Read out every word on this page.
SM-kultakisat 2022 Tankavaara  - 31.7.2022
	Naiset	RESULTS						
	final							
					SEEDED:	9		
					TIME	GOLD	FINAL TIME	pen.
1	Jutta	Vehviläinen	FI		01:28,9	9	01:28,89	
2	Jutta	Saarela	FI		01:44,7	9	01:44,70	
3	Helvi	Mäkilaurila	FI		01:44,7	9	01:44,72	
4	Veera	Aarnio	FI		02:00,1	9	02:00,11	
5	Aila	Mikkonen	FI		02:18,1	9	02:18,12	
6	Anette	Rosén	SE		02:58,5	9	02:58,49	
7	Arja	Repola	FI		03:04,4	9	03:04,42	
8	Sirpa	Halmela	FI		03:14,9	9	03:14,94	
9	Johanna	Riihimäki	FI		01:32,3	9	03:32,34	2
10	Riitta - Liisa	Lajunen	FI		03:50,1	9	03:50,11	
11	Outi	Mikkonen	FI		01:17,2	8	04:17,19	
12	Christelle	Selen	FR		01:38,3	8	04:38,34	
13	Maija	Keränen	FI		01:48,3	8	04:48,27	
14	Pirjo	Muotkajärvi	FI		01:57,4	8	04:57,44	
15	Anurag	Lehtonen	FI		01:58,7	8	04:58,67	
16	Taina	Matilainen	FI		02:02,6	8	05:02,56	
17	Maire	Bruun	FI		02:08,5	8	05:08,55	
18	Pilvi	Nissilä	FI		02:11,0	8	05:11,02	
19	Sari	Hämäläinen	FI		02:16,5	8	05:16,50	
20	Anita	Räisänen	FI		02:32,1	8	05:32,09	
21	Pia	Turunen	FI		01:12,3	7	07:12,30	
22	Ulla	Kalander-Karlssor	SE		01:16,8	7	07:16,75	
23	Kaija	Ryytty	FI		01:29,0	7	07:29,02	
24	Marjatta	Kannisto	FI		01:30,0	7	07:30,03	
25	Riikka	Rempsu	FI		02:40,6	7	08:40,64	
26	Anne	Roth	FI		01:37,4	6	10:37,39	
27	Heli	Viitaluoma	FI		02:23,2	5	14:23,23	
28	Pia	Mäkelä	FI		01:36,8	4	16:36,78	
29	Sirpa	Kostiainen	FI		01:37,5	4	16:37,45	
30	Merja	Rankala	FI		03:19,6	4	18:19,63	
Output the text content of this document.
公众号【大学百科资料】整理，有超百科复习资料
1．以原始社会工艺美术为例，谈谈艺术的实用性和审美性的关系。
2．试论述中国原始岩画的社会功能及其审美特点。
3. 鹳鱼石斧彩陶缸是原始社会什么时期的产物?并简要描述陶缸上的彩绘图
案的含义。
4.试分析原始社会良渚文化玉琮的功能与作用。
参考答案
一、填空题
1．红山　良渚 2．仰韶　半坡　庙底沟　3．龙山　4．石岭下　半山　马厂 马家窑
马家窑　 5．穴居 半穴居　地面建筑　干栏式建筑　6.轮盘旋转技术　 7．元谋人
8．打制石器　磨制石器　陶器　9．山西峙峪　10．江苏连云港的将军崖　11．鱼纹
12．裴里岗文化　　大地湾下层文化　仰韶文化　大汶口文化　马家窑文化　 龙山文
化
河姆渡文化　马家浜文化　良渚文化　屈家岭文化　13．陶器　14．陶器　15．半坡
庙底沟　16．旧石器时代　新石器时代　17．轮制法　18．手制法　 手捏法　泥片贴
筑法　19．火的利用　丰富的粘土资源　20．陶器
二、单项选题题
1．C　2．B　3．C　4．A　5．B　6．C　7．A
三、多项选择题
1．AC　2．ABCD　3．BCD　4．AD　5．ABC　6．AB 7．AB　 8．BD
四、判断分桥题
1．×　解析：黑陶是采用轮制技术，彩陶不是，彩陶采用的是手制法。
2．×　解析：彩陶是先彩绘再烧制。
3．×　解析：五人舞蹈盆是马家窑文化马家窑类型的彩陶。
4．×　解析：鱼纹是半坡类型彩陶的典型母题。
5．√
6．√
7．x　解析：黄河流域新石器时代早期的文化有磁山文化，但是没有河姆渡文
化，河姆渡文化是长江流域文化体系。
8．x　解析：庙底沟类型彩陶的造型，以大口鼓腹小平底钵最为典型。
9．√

--

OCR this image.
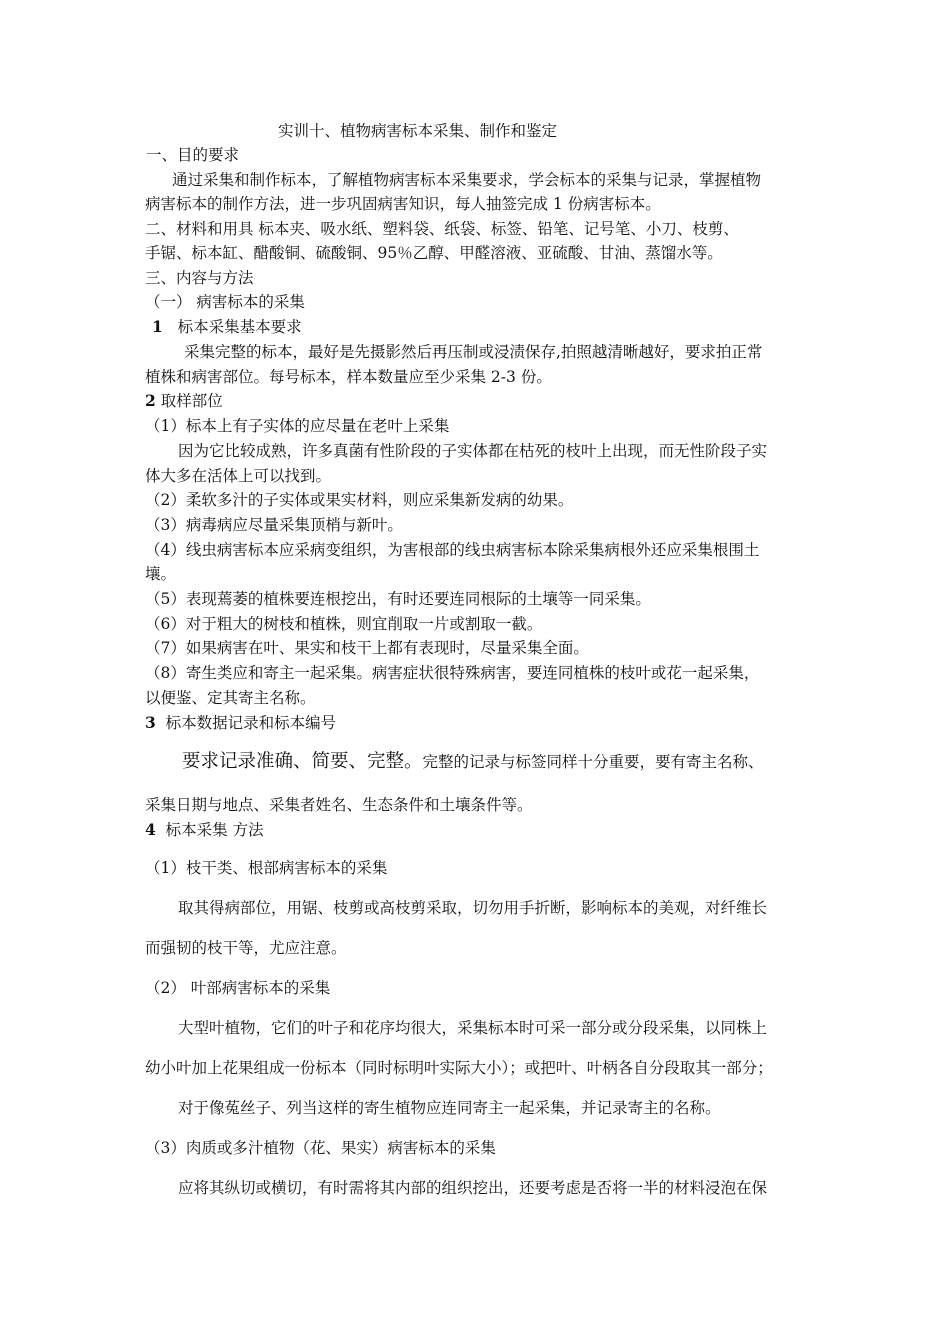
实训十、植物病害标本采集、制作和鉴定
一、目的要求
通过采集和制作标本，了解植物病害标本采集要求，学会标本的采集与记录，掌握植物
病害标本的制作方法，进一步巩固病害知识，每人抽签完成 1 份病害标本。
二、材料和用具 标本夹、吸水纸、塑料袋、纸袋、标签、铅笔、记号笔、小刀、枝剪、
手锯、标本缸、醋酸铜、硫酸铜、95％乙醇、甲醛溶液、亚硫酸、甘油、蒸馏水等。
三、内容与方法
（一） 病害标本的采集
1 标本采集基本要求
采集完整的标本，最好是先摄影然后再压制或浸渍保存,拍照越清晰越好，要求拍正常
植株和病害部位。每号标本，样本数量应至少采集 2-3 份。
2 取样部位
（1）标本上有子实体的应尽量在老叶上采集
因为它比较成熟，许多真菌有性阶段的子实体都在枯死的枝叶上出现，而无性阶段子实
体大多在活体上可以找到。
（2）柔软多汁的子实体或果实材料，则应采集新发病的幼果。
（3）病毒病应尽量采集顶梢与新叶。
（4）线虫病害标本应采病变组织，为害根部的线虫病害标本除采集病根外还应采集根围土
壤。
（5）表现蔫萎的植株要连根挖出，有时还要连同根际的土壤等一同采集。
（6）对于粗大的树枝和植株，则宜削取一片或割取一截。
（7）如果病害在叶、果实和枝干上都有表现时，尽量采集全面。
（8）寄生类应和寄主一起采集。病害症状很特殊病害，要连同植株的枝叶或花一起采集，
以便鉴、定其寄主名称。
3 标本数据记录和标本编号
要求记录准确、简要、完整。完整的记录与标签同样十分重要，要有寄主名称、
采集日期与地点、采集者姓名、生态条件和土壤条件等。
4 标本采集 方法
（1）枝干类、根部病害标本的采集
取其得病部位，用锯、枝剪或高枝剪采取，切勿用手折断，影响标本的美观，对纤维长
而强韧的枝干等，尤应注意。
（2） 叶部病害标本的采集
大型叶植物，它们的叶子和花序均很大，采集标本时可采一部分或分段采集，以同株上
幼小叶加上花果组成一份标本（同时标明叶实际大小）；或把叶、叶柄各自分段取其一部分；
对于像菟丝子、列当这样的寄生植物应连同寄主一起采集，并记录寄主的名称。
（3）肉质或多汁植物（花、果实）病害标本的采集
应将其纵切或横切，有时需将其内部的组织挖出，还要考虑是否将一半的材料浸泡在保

---

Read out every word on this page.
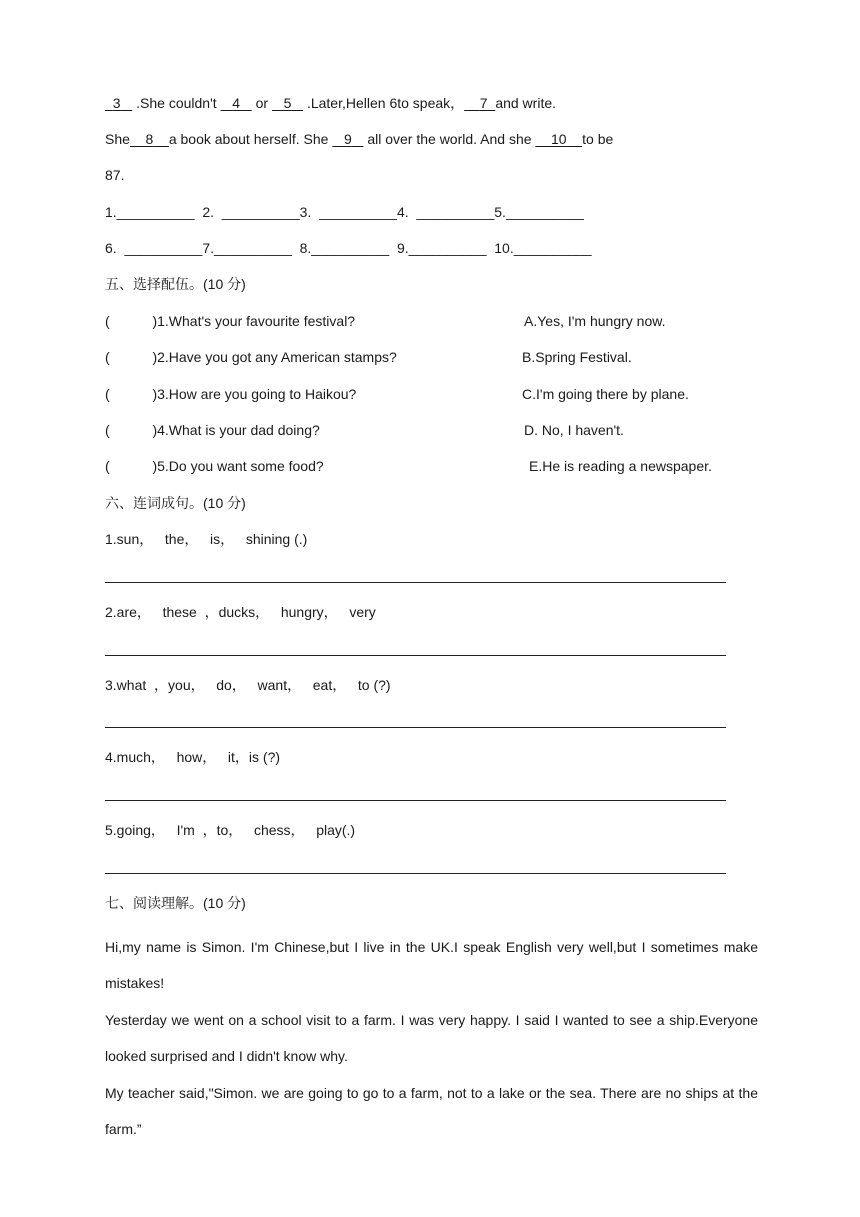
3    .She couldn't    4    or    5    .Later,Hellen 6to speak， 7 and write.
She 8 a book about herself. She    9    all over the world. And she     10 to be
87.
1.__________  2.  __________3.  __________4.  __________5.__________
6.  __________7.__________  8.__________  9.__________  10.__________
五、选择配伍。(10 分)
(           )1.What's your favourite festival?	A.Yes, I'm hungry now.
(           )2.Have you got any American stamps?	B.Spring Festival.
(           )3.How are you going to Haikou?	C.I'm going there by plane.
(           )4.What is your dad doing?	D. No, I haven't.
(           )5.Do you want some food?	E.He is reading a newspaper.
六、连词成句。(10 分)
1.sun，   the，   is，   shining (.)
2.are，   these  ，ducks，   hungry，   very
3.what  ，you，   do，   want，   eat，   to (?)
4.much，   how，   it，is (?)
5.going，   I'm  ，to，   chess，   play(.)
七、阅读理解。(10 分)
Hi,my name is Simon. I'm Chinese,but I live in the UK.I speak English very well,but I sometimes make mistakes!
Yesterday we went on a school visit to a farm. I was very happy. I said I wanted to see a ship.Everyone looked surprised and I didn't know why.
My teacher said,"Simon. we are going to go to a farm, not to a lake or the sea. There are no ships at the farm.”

**Problem to work on:**
Identify the lines of the data that contain the word "farm". Copy each of them.

**Expected answer:**
Yesterday we went on a school visit to a farm. I was very happy. I said I wanted to see a ship.Everyone looked surprised and I didn't know why.
My teacher said,"Simon. we are going to go to a farm, not to a lake or the sea. There are no ships at the farm.”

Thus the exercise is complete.